:: EXERCISE INPUT

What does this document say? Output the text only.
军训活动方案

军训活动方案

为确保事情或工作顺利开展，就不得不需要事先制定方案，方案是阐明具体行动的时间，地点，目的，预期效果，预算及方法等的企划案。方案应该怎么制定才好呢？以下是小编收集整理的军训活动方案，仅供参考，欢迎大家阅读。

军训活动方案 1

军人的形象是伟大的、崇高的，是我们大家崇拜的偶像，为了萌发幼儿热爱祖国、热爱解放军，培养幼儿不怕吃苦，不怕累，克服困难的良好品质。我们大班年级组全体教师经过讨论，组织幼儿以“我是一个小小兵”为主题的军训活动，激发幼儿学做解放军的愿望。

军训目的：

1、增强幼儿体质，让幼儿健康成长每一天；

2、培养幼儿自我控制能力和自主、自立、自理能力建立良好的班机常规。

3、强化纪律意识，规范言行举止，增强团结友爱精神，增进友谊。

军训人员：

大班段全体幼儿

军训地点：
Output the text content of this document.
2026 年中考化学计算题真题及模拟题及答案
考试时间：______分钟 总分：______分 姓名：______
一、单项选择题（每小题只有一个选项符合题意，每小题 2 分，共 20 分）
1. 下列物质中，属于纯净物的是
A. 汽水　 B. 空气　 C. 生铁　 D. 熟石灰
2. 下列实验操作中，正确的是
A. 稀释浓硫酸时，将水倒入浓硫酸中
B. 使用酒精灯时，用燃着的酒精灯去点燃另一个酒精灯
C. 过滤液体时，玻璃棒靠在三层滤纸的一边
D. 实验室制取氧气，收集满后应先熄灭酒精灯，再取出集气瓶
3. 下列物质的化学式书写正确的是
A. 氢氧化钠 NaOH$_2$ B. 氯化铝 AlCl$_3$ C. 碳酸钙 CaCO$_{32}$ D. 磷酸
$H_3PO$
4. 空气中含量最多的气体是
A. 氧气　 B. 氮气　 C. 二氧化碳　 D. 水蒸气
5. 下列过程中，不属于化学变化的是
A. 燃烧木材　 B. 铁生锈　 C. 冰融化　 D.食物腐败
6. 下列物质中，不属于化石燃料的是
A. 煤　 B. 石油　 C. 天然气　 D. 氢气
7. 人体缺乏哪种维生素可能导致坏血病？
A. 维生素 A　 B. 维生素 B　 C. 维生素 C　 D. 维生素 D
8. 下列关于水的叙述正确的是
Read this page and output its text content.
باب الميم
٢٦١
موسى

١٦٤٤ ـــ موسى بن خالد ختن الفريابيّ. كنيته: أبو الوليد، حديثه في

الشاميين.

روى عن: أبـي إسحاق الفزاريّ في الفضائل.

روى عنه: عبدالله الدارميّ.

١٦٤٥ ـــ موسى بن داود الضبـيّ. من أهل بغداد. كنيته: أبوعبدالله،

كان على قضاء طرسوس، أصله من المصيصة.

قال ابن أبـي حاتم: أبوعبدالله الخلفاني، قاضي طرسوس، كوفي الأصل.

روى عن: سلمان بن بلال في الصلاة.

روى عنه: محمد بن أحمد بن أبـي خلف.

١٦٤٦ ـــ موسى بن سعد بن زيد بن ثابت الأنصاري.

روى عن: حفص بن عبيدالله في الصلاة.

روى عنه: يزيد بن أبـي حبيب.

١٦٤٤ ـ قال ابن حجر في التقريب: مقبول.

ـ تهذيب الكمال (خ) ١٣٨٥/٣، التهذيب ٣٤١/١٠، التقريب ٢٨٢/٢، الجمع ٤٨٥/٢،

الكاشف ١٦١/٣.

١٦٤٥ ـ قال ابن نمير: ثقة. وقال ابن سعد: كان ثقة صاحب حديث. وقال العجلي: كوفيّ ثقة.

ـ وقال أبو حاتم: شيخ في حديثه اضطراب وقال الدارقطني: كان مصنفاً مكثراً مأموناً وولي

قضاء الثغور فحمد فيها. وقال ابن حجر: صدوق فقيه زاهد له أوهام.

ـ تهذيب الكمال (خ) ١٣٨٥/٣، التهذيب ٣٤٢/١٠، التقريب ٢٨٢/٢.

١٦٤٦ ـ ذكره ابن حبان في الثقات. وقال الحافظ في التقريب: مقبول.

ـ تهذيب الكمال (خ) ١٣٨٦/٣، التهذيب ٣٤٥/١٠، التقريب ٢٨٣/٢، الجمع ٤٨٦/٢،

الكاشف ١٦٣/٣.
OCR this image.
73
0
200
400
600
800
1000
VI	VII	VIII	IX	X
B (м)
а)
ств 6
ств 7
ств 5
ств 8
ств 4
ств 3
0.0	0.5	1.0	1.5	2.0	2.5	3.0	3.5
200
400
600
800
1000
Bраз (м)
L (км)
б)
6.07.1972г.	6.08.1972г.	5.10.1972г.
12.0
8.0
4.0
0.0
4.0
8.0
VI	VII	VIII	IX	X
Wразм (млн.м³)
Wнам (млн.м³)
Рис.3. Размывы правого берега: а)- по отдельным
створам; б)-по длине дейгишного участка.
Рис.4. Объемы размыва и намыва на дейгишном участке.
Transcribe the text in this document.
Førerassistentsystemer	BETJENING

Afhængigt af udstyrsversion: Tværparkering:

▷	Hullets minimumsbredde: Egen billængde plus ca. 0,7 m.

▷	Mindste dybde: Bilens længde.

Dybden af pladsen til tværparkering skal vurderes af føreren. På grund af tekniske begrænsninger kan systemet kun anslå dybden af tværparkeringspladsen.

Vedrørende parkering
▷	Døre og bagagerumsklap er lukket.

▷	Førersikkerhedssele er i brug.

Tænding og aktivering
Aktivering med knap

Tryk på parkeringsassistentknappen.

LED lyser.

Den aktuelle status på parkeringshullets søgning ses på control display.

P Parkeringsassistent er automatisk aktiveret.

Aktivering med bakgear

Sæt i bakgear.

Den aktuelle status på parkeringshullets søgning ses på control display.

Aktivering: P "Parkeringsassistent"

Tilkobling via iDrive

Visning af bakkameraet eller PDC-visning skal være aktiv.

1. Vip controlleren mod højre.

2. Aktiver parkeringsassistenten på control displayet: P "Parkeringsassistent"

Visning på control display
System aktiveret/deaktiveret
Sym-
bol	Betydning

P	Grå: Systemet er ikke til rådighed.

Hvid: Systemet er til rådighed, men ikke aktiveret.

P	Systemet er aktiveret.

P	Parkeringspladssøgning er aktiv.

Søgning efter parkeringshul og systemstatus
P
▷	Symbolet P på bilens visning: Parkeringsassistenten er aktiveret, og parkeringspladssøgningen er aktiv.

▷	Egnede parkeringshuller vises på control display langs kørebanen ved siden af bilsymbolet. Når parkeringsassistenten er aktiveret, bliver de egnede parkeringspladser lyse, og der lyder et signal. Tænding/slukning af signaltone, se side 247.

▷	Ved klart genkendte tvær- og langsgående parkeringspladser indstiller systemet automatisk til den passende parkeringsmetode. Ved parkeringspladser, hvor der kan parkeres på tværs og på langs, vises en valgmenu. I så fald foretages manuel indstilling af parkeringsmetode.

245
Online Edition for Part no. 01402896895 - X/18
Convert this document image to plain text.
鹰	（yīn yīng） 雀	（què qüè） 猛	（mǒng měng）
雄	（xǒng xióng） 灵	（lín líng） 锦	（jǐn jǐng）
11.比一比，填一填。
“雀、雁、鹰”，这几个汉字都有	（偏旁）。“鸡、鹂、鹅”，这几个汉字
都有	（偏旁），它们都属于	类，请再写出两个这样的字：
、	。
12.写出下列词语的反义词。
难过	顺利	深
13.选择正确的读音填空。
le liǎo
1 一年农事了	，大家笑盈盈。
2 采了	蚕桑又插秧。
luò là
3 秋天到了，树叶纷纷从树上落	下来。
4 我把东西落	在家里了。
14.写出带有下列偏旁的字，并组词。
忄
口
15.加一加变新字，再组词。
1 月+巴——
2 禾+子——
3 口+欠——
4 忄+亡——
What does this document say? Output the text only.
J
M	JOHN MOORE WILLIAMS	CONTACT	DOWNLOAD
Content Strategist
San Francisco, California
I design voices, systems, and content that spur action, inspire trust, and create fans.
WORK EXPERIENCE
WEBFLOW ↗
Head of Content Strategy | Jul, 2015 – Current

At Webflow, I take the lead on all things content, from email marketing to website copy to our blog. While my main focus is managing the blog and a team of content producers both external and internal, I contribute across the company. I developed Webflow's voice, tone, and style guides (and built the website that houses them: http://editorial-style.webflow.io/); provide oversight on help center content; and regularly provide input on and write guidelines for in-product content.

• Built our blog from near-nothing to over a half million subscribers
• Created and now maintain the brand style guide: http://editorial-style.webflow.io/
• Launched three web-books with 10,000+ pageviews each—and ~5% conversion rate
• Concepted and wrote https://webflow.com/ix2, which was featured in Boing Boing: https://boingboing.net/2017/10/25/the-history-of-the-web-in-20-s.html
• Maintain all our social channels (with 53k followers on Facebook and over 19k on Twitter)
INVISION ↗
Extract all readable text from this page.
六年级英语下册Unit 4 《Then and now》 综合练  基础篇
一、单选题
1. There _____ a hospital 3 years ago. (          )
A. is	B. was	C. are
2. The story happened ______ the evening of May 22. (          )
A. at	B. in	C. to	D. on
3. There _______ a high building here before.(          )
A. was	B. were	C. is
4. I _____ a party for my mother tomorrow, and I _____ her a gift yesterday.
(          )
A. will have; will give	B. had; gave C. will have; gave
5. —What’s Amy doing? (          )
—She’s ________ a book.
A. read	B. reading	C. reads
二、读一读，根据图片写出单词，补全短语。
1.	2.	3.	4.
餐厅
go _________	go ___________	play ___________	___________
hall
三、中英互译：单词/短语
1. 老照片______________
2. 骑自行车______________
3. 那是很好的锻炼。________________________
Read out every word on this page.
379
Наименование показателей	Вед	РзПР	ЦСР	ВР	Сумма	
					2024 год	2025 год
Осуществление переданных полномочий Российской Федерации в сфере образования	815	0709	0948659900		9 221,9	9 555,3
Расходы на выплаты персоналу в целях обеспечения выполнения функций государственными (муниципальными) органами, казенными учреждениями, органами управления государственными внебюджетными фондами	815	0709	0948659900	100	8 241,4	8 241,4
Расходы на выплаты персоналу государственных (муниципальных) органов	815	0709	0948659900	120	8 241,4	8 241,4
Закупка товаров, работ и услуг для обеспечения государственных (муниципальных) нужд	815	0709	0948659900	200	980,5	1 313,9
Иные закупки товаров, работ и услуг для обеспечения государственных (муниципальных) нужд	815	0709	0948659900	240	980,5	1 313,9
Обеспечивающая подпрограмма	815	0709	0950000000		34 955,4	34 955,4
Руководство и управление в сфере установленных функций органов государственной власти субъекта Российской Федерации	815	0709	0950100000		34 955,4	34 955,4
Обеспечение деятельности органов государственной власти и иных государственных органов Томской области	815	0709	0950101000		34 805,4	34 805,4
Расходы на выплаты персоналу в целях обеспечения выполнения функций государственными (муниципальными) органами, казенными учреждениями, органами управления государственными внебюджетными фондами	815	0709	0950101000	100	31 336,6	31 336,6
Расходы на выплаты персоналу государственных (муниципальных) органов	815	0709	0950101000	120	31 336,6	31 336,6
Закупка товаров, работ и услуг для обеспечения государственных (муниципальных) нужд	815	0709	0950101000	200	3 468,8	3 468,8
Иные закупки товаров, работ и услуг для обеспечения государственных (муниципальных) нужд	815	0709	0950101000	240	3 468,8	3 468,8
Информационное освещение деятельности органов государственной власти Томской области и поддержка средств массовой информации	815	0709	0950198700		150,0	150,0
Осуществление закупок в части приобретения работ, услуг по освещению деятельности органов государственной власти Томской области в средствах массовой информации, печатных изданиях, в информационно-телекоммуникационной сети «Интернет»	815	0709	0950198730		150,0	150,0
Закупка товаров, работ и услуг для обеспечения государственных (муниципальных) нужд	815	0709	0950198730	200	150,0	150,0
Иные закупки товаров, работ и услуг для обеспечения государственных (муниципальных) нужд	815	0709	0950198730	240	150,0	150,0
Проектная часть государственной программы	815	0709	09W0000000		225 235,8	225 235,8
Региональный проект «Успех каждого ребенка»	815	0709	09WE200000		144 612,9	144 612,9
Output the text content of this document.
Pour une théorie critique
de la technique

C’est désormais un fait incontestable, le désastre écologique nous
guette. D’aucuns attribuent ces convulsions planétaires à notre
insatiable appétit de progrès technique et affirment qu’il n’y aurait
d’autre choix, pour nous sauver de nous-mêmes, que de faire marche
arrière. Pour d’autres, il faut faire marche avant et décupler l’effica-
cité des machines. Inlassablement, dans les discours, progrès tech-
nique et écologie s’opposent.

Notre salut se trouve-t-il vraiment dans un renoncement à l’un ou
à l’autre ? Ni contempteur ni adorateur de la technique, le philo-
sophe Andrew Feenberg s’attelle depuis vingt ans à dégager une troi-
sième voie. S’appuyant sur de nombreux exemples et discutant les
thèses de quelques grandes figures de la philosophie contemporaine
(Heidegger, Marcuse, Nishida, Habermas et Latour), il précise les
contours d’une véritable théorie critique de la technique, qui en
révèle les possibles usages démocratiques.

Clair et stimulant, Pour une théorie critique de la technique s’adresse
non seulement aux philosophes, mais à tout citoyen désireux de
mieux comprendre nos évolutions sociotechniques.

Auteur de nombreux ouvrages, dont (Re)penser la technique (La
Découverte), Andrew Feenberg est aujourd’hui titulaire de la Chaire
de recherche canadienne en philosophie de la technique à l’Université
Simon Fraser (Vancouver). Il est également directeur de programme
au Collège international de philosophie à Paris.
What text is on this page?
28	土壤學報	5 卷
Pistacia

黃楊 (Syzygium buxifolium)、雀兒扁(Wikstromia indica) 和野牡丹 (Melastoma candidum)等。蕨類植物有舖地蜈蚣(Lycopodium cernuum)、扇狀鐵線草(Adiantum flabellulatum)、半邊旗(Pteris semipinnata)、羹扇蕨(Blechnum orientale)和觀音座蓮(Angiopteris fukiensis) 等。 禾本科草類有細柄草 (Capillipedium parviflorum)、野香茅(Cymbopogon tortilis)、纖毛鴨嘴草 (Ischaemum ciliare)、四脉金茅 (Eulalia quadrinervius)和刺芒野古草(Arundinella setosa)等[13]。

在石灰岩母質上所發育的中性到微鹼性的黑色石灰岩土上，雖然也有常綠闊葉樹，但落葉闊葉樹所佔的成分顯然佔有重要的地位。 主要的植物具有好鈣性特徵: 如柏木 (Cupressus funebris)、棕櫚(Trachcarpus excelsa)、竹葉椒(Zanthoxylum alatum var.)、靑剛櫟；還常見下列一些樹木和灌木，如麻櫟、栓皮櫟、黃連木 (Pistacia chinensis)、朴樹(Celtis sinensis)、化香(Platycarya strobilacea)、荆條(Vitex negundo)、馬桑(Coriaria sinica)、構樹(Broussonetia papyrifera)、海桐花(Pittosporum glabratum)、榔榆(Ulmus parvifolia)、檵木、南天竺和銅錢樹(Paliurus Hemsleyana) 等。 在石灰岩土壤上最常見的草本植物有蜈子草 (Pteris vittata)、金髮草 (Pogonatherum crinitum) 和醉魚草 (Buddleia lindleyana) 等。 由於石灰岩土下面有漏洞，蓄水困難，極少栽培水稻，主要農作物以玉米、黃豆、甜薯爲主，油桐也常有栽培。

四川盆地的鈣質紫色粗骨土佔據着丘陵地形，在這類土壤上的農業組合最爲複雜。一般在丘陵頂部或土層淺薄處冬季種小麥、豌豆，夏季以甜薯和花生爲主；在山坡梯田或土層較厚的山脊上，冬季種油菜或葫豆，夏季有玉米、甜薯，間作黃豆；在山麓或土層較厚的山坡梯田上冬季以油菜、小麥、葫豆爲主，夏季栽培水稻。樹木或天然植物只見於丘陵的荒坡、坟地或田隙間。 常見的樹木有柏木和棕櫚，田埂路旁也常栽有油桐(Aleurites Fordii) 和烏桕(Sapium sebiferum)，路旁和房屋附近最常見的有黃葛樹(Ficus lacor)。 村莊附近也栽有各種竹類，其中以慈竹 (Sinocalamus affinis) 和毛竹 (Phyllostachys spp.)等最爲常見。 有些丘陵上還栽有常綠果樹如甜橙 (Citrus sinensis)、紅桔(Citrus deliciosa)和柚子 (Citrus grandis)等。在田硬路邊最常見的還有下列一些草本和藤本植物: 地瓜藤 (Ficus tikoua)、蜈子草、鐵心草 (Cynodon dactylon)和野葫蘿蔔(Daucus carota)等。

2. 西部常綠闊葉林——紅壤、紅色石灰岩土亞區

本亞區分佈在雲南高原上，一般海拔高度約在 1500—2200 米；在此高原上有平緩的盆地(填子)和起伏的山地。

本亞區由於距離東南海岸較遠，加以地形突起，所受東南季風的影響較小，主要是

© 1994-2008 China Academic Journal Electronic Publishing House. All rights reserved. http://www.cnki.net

::::

§ DO THIS
Which lines contain "Иные"? Copy each of them.

§ RESULT FOR THIS EXERCISE
Иные закупки товаров, работ и услуг для обеспечения государственных (муниципальных) нужд	815	0709	0948659900	240	980,5	1 313,9
Иные закупки товаров, работ и услуг для обеспечения государственных (муниципальных) нужд	815	0709	0950101000	240	3 468,8	3 468,8
Иные закупки товаров, работ и услуг для обеспечения государственных (муниципальных) нужд	815	0709	0950198730	240	150,0	150,0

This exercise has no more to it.